BEGIN Material

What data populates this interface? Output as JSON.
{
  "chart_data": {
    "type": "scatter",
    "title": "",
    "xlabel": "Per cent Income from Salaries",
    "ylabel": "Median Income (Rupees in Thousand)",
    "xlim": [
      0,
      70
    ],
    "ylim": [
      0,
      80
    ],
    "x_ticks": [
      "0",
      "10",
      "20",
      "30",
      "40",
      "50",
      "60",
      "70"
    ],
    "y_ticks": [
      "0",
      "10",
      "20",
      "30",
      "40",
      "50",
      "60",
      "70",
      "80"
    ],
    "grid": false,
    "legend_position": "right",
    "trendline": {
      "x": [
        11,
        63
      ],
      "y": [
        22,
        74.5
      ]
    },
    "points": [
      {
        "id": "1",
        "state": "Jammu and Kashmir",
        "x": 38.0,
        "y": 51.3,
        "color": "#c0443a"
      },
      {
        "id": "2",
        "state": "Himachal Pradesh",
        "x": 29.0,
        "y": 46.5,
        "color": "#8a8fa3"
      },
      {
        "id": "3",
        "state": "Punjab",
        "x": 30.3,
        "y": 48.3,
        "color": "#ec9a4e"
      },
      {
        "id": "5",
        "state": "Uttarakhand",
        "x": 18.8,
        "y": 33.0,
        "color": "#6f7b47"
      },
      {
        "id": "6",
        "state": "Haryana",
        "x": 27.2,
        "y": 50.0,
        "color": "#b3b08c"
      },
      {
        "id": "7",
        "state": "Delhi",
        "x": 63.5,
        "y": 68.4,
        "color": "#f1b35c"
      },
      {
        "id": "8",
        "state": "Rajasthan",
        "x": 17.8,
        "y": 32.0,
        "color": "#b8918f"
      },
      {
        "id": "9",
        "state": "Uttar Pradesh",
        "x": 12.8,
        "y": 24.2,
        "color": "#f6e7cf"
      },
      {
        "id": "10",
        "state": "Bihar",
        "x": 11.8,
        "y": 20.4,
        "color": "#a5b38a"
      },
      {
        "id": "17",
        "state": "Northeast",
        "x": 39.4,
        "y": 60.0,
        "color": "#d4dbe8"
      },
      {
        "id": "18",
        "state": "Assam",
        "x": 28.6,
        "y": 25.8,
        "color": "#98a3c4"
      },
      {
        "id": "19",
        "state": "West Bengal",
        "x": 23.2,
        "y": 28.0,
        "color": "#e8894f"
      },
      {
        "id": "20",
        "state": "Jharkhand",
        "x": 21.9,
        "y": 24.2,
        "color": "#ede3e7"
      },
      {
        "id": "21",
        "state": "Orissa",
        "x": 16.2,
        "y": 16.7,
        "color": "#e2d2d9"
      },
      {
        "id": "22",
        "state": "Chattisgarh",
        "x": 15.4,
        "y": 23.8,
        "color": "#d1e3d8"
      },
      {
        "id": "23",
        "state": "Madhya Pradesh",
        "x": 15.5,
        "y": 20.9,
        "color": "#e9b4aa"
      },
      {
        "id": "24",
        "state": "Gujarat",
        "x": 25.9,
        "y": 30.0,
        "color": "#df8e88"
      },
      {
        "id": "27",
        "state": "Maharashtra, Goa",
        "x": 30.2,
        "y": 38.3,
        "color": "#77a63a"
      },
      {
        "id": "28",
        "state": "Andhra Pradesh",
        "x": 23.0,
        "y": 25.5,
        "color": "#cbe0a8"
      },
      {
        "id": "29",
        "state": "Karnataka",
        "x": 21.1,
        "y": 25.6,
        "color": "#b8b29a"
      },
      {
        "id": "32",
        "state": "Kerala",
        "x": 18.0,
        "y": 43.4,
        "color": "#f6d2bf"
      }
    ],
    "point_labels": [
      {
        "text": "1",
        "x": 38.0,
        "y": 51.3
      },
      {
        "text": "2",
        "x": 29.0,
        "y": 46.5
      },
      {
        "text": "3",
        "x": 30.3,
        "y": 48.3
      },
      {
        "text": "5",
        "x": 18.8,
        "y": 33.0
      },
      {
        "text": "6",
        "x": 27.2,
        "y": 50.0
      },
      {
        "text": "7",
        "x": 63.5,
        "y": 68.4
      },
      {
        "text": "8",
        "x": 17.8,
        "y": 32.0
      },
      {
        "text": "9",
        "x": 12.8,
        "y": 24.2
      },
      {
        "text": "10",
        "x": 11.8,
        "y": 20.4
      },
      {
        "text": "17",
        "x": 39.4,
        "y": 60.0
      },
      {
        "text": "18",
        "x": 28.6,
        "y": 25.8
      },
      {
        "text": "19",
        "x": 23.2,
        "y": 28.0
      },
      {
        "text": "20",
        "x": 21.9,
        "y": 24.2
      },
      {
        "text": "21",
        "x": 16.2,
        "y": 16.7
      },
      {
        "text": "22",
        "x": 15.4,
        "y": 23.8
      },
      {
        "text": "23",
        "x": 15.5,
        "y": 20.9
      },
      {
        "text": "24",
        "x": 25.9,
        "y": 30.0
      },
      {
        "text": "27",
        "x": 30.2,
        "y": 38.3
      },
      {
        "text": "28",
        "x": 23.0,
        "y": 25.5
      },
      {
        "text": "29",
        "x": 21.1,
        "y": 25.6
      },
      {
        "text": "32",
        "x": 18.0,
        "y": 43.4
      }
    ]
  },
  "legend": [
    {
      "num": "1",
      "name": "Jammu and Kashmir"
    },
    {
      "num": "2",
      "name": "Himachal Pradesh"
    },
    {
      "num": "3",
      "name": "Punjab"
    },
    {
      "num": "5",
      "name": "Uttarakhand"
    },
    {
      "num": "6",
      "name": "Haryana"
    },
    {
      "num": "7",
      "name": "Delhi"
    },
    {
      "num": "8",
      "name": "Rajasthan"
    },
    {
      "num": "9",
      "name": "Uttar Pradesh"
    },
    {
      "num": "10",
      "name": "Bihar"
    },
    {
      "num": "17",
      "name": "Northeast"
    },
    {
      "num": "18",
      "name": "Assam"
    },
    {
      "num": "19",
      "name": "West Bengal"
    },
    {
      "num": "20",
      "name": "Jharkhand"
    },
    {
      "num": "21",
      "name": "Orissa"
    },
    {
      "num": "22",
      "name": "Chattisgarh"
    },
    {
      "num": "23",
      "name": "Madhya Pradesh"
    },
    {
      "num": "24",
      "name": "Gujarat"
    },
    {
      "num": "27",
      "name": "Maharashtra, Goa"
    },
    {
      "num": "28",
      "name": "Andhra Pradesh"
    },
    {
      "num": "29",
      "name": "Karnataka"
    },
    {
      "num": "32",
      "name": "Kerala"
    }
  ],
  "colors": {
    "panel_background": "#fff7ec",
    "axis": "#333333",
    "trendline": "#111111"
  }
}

END Material

- [Exercise aim]: All of the entries must be written out exactly as they stand.

- [Result]:
What data populates this interface? Output as JSON.
{
  "chart_data": {
    "type": "scatter",
    "title": "",
    "xlabel": "Per cent Income from Salaries",
    "ylabel": "Median Income (Rupees in Thousand)",
    "xlim": [
      0,
      70
    ],
    "ylim": [
      0,
      80
    ],
    "x_ticks": [
      "0",
      "10",
      "20",
      "30",
      "40",
      "50",
      "60",
      "70"
    ],
    "y_ticks": [
      "0",
      "10",
      "20",
      "30",
      "40",
      "50",
      "60",
      "70",
      "80"
    ],
    "grid": false,
    "legend_position": "right",
    "trendline": {
      "x": [
        11,
        63
      ],
      "y": [
        22,
        74.5
      ]
    },
    "points": [
      {
        "id": "1",
        "state": "Jammu and Kashmir",
        "x": 38.0,
        "y": 51.3,
        "color": "#c0443a"
      },
      {
        "id": "2",
        "state": "Himachal Pradesh",
        "x": 29.0,
        "y": 46.5,
        "color": "#8a8fa3"
      },
      {
        "id": "3",
        "state": "Punjab",
        "x": 30.3,
        "y": 48.3,
        "color": "#ec9a4e"
      },
      {
        "id": "5",
        "state": "Uttarakhand",
        "x": 18.8,
        "y": 33.0,
        "color": "#6f7b47"
      },
      {
        "id": "6",
        "state": "Haryana",
        "x": 27.2,
        "y": 50.0,
        "color": "#b3b08c"
      },
      {
        "id": "7",
        "state": "Delhi",
        "x": 63.5,
        "y": 68.4,
        "color": "#f1b35c"
      },
      {
        "id": "8",
        "state": "Rajasthan",
        "x": 17.8,
        "y": 32.0,
        "color": "#b8918f"
      },
      {
        "id": "9",
        "state": "Uttar Pradesh",
        "x": 12.8,
        "y": 24.2,
        "color": "#f6e7cf"
      },
      {
        "id": "10",
        "state": "Bihar",
        "x": 11.8,
        "y": 20.4,
        "color": "#a5b38a"
      },
      {
        "id": "17",
        "state": "Northeast",
        "x": 39.4,
        "y": 60.0,
        "color": "#d4dbe8"
      },
      {
        "id": "18",
        "state": "Assam",
        "x": 28.6,
        "y": 25.8,
        "color": "#98a3c4"
      },
      {
        "id": "19",
        "state": "West Bengal",
        "x": 23.2,
        "y": 28.0,
        "color": "#e8894f"
      },
      {
        "id": "20",
        "state": "Jharkhand",
        "x": 21.9,
        "y": 24.2,
        "color": "#ede3e7"
      },
      {
        "id": "21",
        "state": "Orissa",
        "x": 16.2,
        "y": 16.7,
        "color": "#e2d2d9"
      },
      {
        "id": "22",
        "state": "Chattisgarh",
        "x": 15.4,
        "y": 23.8,
        "color": "#d1e3d8"
      },
      {
        "id": "23",
        "state": "Madhya Pradesh",
        "x": 15.5,
        "y": 20.9,
        "color": "#e9b4aa"
      },
      {
        "id": "24",
        "state": "Gujarat",
        "x": 25.9,
        "y": 30.0,
        "color": "#df8e88"
      },
      {
        "id": "27",
        "state": "Maharashtra, Goa",
        "x": 30.2,
        "y": 38.3,
        "color": "#77a63a"
      },
      {
        "id": "28",
        "state": "Andhra Pradesh",
        "x": 23.0,
        "y": 25.5,
        "color": "#cbe0a8"
      },
      {
        "id": "29",
        "state": "Karnataka",
        "x": 21.1,
        "y": 25.6,
        "color": "#b8b29a"
      },
      {
        "id": "32",
        "state": "Kerala",
        "x": 18.0,
        "y": 43.4,
        "color": "#f6d2bf"
      }
    ],
    "point_labels": [
      {
        "text": "1",
        "x": 38.0,
        "y": 51.3
      },
      {
        "text": "2",
        "x": 29.0,
        "y": 46.5
      },
      {
        "text": "3",
        "x": 30.3,
        "y": 48.3
      },
      {
        "text": "5",
        "x": 18.8,
        "y": 33.0
      },
      {
        "text": "6",
        "x": 27.2,
        "y": 50.0
      },
      {
        "text": "7",
        "x": 63.5,
        "y": 68.4
      },
      {
        "text": "8",
        "x": 17.8,
        "y": 32.0
      },
      {
        "text": "9",
        "x": 12.8,
        "y": 24.2
      },
      {
        "text": "10",
        "x": 11.8,
        "y": 20.4
      },
      {
        "text": "17",
        "x": 39.4,
        "y": 60.0
      },
      {
        "text": "18",
        "x": 28.6,
        "y": 25.8
      },
      {
        "text": "19",
        "x": 23.2,
        "y": 28.0
      },
      {
        "text": "20",
        "x": 21.9,
        "y": 24.2
      },
      {
        "text": "21",
        "x": 16.2,
        "y": 16.7
      },
      {
        "text": "22",
        "x": 15.4,
        "y": 23.8
      },
      {
        "text": "23",
        "x": 15.5,
        "y": 20.9
      },
      {
        "text": "24",
        "x": 25.9,
        "y": 30.0
      },
      {
        "text": "27",
        "x": 30.2,
        "y": 38.3
      },
      {
        "text": "28",
        "x": 23.0,
        "y": 25.5
      },
      {
        "text": "29",
        "x": 21.1,
        "y": 25.6
      },
      {
        "text": "32",
        "x": 18.0,
        "y": 43.4
      }
    ]
  },
  "legend": [
    {
      "num": "1",
      "name": "Jammu and Kashmir"
    },
    {
      "num": "2",
      "name": "Himachal Pradesh"
    },
    {
      "num": "3",
      "name": "Punjab"
    },
    {
      "num": "5",
      "name": "Uttarakhand"
    },
    {
      "num": "6",
      "name": "Haryana"
    },
    {
      "num": "7",
      "name": "Delhi"
    },
    {
      "num": "8",
      "name": "Rajasthan"
    },
    {
      "num": "9",
      "name": "Uttar Pradesh"
    },
    {
      "num": "10",
      "name": "Bihar"
    },
    {
      "num": "17",
      "name": "Northeast"
    },
    {
      "num": "18",
      "name": "Assam"
    },
    {
      "num": "19",
      "name": "West Bengal"
    },
    {
      "num": "20",
      "name": "Jharkhand"
    },
    {
      "num": "21",
      "name": "Orissa"
    },
    {
      "num": "22",
      "name": "Chattisgarh"
    },
    {
      "num": "23",
      "name": "Madhya Pradesh"
    },
    {
      "num": "24",
      "name": "Gujarat"
    },
    {
      "num": "27",
      "name": "Maharashtra, Goa"
    },
    {
      "num": "28",
      "name": "Andhra Pradesh"
    },
    {
      "num": "29",
      "name": "Karnataka"
    },
    {
      "num": "32",
      "name": "Kerala"
    }
  ],
  "colors": {
    "panel_background": "#fff7ec",
    "axis": "#333333",
    "trendline": "#111111"
  }
}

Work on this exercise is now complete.